◆ What is needed ◆
Copy all lines in which the word "Trump" can be found.

Extracted data entries
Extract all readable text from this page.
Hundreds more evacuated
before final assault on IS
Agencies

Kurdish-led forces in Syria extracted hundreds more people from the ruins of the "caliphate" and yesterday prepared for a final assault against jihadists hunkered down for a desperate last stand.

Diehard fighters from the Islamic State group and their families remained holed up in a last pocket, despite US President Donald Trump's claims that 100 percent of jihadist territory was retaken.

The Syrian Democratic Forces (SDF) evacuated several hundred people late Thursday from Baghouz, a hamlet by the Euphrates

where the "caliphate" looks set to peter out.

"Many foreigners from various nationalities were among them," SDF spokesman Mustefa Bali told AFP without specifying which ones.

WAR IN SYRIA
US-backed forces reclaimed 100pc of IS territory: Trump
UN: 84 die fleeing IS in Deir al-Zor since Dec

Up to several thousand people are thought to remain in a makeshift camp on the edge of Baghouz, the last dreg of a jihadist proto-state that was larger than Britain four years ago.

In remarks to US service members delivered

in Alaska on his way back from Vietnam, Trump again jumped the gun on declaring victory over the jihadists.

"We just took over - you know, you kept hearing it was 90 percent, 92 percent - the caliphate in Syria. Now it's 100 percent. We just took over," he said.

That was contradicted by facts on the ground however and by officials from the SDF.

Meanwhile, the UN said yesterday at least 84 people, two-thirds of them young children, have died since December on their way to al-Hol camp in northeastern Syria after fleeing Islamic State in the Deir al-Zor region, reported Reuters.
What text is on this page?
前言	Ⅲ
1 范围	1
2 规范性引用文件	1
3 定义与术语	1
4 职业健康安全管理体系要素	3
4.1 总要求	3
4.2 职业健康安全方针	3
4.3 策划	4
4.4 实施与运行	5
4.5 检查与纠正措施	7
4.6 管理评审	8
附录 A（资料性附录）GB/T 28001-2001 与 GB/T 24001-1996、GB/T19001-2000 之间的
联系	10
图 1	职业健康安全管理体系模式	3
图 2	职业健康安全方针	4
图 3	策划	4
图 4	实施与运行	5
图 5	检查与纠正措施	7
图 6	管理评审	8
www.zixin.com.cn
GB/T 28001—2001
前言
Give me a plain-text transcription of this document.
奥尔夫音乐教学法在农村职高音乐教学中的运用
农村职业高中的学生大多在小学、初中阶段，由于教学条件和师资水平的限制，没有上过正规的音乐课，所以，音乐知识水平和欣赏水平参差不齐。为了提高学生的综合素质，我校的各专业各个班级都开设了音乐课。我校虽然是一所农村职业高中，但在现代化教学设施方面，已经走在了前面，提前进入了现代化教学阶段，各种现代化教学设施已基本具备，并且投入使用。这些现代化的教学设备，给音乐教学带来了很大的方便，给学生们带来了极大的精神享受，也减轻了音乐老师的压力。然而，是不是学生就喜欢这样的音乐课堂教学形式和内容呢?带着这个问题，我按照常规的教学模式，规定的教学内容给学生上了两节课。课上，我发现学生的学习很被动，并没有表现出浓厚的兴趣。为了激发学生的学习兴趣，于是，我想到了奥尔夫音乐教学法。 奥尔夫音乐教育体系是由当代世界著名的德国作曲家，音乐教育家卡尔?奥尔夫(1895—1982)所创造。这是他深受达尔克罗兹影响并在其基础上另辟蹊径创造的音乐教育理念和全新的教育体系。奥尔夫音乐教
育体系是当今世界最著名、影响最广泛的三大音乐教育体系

◆ Finished task ◆
Diehard fighters from the Islamic State group and their families remained holed up in a last pocket, despite US President Donald Trump's claims that 100 percent of jihadist territory was retaken.
US-backed forces reclaimed 100pc of IS territory: Trump
in Alaska on his way back from Vietnam, Trump again jumped the gun on declaring victory over the jihadists.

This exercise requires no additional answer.